[TASK STATEMENT]
Copy out, from the data below, each line in which the word "image" occurs.

[RECORDS TO USE]
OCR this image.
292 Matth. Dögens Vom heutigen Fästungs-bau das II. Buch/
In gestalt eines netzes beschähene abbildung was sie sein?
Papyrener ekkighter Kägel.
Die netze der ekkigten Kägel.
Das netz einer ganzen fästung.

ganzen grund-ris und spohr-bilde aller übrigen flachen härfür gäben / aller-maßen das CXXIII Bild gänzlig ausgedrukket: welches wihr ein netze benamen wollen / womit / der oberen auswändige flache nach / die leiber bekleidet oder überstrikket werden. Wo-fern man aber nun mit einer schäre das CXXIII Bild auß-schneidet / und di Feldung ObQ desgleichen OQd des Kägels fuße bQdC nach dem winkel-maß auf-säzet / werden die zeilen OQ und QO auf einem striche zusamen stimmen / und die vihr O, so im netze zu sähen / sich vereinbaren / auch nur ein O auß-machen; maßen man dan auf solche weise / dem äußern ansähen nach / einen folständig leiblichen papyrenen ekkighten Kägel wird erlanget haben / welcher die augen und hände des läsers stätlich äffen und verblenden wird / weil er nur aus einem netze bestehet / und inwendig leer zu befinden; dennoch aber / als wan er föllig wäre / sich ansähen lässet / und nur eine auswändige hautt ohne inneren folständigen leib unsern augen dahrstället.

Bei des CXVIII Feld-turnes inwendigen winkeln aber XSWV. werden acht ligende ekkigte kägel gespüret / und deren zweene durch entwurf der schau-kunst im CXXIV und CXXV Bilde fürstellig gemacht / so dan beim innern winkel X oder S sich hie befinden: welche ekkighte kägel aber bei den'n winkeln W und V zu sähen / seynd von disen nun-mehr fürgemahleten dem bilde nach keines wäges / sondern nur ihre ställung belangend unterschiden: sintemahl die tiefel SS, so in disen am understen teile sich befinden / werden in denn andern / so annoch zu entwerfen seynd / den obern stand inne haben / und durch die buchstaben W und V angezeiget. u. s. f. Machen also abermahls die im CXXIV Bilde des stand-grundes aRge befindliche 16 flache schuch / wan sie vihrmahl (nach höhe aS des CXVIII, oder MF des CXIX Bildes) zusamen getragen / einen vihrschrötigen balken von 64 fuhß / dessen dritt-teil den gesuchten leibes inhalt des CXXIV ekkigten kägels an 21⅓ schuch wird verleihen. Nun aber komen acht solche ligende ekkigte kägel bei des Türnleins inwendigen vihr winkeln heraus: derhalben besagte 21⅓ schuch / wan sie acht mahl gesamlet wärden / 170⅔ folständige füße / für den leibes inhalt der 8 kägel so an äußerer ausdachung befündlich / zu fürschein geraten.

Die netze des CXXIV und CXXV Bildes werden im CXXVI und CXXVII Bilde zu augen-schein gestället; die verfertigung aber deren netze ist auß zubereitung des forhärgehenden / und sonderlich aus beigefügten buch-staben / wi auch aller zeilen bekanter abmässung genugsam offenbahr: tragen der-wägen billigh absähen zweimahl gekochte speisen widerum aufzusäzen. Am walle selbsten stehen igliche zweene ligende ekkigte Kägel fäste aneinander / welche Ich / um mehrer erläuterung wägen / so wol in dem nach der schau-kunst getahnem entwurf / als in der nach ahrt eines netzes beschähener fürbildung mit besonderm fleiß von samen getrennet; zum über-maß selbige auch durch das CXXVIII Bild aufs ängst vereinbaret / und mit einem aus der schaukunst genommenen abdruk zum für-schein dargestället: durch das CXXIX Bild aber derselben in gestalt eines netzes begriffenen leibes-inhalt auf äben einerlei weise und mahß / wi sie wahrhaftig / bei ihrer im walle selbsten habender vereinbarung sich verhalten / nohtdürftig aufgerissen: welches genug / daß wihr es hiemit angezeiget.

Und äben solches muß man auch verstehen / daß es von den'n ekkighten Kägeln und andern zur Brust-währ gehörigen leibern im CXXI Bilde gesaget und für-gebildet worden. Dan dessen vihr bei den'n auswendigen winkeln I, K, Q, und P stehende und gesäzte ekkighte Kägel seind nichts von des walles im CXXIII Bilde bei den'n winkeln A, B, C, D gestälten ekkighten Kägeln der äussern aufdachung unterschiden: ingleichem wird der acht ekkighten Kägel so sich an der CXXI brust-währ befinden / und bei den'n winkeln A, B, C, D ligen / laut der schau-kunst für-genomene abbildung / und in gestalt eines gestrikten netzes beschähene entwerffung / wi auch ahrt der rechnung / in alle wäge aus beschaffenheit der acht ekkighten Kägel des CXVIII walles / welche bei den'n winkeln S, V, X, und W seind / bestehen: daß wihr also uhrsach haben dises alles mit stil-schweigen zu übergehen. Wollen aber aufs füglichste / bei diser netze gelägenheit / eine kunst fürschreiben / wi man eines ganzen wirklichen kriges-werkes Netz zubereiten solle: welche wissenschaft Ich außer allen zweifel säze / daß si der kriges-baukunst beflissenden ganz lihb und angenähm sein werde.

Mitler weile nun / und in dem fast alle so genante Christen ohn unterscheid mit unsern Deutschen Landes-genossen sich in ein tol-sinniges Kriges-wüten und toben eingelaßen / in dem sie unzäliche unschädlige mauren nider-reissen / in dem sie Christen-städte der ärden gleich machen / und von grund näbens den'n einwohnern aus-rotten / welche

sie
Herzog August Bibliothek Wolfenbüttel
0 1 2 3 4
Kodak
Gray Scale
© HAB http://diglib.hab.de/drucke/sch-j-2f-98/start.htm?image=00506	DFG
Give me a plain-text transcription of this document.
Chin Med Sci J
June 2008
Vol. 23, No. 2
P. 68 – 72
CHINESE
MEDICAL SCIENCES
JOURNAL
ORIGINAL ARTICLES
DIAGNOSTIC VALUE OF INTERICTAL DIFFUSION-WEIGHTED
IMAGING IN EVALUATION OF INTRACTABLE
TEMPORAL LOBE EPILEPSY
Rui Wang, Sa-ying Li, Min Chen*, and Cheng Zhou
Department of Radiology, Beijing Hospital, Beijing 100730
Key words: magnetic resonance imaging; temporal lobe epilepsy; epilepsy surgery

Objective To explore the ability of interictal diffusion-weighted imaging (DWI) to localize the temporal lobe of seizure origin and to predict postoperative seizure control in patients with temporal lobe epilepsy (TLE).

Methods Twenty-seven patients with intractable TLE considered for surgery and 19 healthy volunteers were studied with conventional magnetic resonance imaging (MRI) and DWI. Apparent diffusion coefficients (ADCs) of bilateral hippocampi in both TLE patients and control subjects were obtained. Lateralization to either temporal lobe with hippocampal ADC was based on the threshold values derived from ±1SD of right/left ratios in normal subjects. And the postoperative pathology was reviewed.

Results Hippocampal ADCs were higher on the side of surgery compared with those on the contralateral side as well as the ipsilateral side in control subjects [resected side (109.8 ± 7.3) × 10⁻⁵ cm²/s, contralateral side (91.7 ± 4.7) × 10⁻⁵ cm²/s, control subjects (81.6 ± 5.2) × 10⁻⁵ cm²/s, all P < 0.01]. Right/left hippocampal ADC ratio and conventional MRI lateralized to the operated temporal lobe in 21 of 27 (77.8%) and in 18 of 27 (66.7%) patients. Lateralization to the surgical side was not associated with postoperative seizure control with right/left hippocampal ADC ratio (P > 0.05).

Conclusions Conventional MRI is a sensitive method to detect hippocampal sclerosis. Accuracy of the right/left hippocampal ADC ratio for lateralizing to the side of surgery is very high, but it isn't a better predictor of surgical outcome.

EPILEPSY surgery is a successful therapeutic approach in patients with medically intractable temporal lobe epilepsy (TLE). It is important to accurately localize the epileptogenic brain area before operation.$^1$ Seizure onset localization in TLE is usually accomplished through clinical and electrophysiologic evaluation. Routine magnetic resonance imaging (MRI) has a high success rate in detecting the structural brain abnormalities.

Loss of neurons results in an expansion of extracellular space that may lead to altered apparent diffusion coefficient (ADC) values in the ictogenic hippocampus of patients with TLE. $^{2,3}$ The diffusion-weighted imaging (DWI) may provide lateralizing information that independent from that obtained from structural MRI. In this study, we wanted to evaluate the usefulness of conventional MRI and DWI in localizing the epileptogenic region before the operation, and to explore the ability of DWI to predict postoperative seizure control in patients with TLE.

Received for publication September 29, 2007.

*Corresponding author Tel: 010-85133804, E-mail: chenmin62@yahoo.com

[RESPONSE]
OCR this image.
© HAB http://diglib.hab.de/drucke/sch-j-2f-98/start.htm?image=00506	DFG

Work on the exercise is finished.